##### SUPPLIED DATA #####
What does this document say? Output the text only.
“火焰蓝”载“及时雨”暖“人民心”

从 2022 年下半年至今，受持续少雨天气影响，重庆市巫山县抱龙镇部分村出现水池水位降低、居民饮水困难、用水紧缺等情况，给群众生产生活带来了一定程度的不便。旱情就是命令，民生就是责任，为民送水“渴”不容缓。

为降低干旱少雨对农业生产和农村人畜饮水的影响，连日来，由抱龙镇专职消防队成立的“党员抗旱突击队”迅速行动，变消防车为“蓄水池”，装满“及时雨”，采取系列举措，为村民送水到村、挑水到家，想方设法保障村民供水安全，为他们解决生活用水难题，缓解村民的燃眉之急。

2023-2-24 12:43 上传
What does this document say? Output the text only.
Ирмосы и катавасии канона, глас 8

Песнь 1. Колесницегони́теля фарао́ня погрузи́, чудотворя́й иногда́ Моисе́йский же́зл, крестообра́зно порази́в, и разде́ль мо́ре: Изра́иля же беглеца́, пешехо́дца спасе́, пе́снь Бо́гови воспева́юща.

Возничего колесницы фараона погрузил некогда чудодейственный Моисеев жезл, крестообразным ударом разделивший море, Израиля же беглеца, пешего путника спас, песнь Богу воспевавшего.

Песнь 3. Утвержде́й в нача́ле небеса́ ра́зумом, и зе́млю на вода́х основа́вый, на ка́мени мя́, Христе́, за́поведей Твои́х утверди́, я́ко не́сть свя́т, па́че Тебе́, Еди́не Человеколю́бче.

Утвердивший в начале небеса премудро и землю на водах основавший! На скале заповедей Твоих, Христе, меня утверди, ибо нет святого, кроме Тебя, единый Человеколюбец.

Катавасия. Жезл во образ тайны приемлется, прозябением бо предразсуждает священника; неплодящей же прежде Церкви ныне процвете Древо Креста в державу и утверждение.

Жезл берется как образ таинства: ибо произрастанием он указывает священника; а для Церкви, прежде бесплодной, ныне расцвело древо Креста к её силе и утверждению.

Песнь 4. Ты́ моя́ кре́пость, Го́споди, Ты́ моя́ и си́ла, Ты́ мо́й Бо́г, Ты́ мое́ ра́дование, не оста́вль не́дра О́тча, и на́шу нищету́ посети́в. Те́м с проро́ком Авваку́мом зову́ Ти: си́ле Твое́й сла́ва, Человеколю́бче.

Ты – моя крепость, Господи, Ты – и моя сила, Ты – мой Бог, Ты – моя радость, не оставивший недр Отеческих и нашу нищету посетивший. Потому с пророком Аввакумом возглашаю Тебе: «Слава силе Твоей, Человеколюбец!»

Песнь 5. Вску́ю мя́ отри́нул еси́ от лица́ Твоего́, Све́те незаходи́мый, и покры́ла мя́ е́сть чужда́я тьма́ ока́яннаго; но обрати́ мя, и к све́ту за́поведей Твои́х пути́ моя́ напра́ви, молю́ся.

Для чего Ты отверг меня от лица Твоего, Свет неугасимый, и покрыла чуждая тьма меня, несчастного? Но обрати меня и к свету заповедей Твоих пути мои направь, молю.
#####
_DIRECTION_
Write the complete data out, exactly as above.

_REPLY_
What does this document say? Output the text only.
“火焰蓝”载“及时雨”暖“人民心”

从 2022 年下半年至今，受持续少雨天气影响，重庆市巫山县抱龙镇部分村出现水池水位降低、居民饮水困难、用水紧缺等情况，给群众生产生活带来了一定程度的不便。旱情就是命令，民生就是责任，为民送水“渴”不容缓。

为降低干旱少雨对农业生产和农村人畜饮水的影响，连日来，由抱龙镇专职消防队成立的“党员抗旱突击队”迅速行动，变消防车为“蓄水池”，装满“及时雨”，采取系列举措，为村民送水到村、挑水到家，想方设法保障村民供水安全，为他们解决生活用水难题，缓解村民的燃眉之急。

2023-2-24 12:43 上传
What does this document say? Output the text only.
Ирмосы и катавасии канона, глас 8

Песнь 1. Колесницегони́теля фарао́ня погрузи́, чудотворя́й иногда́ Моисе́йский же́зл, крестообра́зно порази́в, и разде́ль мо́ре: Изра́иля же беглеца́, пешехо́дца спасе́, пе́снь Бо́гови воспева́юща.

Возничего колесницы фараона погрузил некогда чудодейственный Моисеев жезл, крестообразным ударом разделивший море, Израиля же беглеца, пешего путника спас, песнь Богу воспевавшего.

Песнь 3. Утвержде́й в нача́ле небеса́ ра́зумом, и зе́млю на вода́х основа́вый, на ка́мени мя́, Христе́, за́поведей Твои́х утверди́, я́ко не́сть свя́т, па́че Тебе́, Еди́не Человеколю́бче.

Утвердивший в начале небеса премудро и землю на водах основавший! На скале заповедей Твоих, Христе, меня утверди, ибо нет святого, кроме Тебя, единый Человеколюбец.

Катавасия. Жезл во образ тайны приемлется, прозябением бо предразсуждает священника; неплодящей же прежде Церкви ныне процвете Древо Креста в державу и утверждение.

Жезл берется как образ таинства: ибо произрастанием он указывает священника; а для Церкви, прежде бесплодной, ныне расцвело древо Креста к её силе и утверждению.

Песнь 4. Ты́ моя́ кре́пость, Го́споди, Ты́ моя́ и си́ла, Ты́ мо́й Бо́г, Ты́ мое́ ра́дование, не оста́вль не́дра О́тча, и на́шу нищету́ посети́в. Те́м с проро́ком Авваку́мом зову́ Ти: си́ле Твое́й сла́ва, Человеколю́бче.

Ты – моя крепость, Господи, Ты – и моя сила, Ты – мой Бог, Ты – моя радость, не оставивший недр Отеческих и нашу нищету посетивший. Потому с пророком Аввакумом возглашаю Тебе: «Слава силе Твоей, Человеколюбец!»

Песнь 5. Вску́ю мя́ отри́нул еси́ от лица́ Твоего́, Све́те незаходи́мый, и покры́ла мя́ е́сть чужда́я тьма́ ока́яннаго; но обрати́ мя, и к све́ту за́поведей Твои́х пути́ моя́ напра́ви, молю́ся.

Для чего Ты отверг меня от лица Твоего, Свет неугасимый, и покрыла чуждая тьма меня, несчастного? Но обрати меня и к свету заповедей Твоих пути мои направь, молю.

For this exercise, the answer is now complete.